• _What needs to be done_
Which lines below hold the word "name"? Report each one.

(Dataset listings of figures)
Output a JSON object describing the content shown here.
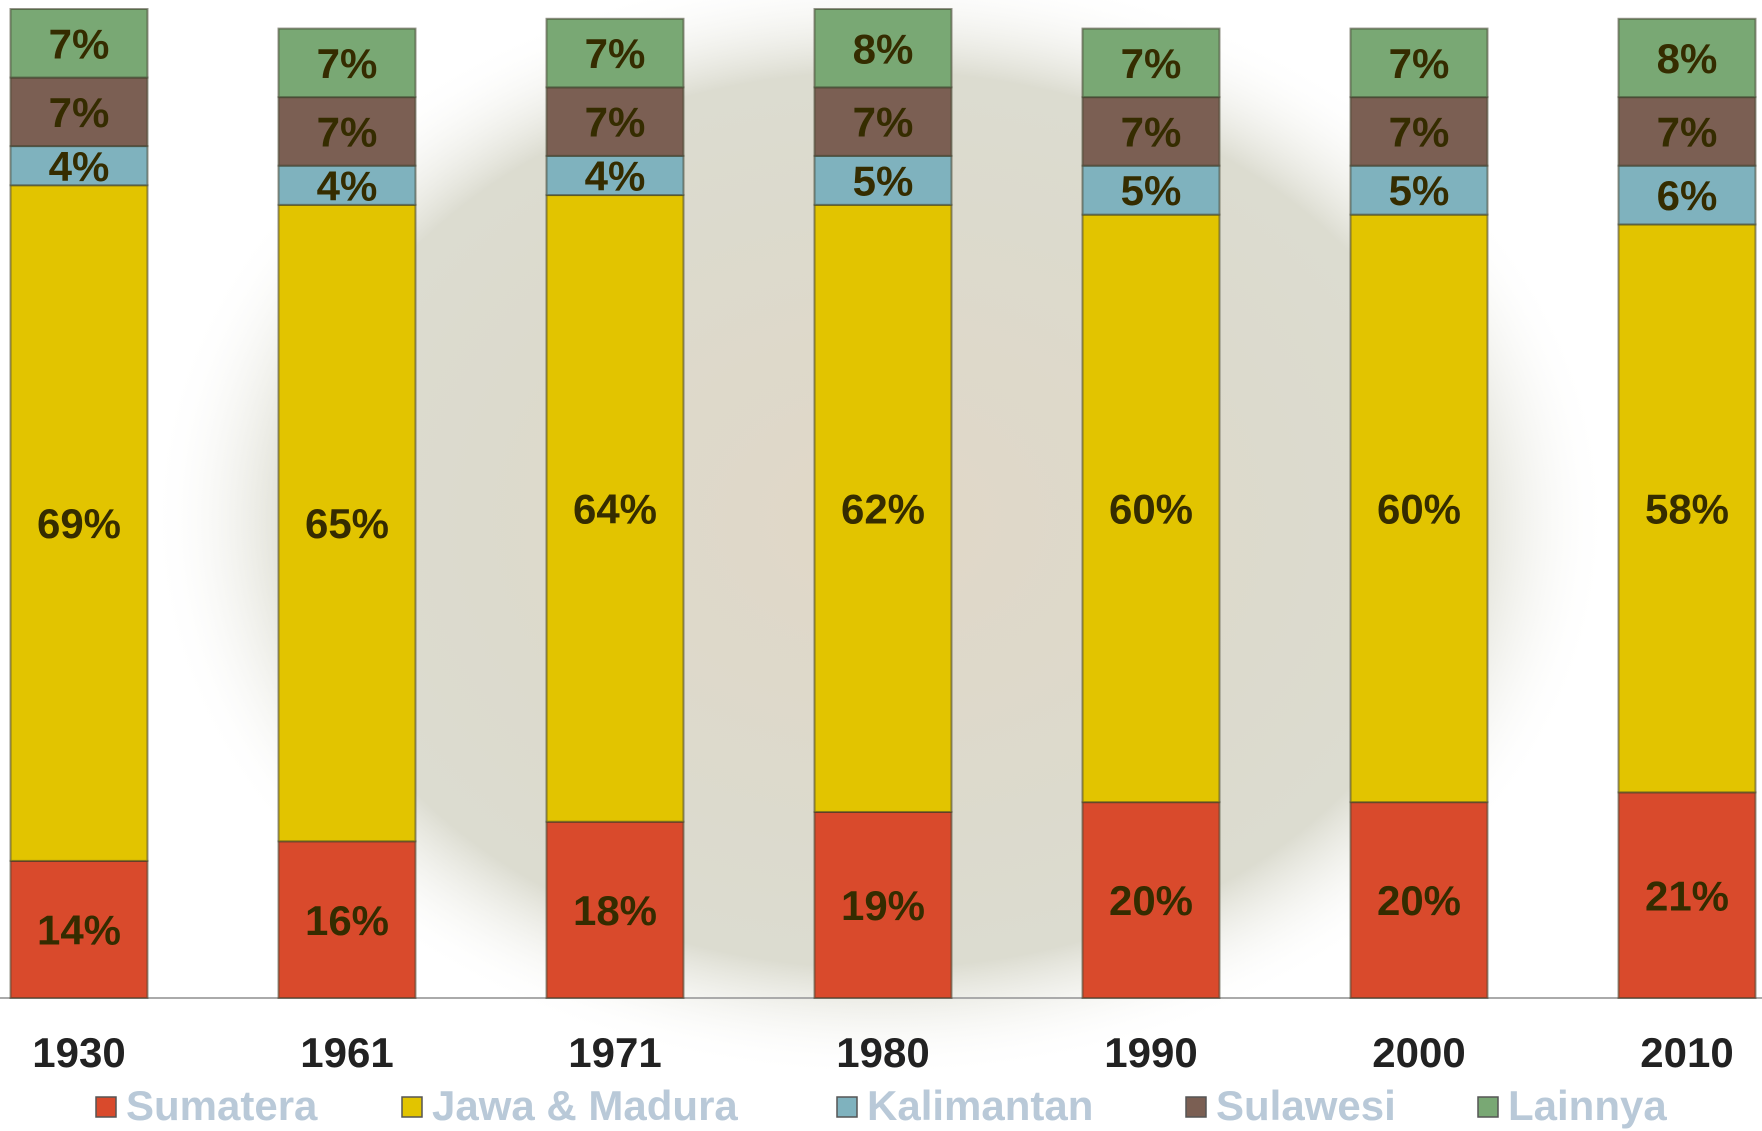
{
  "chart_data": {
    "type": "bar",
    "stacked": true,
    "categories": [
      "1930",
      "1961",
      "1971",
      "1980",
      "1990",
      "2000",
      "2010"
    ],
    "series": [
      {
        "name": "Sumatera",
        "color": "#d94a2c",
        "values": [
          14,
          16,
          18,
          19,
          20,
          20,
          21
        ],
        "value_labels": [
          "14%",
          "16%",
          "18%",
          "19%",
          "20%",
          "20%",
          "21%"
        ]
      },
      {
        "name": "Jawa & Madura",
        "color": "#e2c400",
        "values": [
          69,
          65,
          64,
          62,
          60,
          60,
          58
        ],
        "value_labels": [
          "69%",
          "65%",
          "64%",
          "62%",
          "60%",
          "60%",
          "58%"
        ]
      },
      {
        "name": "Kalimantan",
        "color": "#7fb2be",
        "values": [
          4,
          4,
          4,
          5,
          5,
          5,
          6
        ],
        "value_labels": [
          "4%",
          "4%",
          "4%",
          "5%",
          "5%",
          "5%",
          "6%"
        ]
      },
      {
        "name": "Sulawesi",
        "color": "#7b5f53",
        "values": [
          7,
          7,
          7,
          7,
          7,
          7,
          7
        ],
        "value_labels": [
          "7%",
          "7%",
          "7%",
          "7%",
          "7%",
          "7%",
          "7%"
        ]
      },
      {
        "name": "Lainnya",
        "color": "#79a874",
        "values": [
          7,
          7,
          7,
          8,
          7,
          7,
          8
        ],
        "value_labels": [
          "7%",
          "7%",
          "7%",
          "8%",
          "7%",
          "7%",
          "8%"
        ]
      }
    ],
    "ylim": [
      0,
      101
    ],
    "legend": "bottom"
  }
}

• _Solution to the problem_
        "name": "Sumatera",
        "name": "Jawa & Madura",
        "name": "Kalimantan",
        "name": "Sulawesi",
        "name": "Lainnya",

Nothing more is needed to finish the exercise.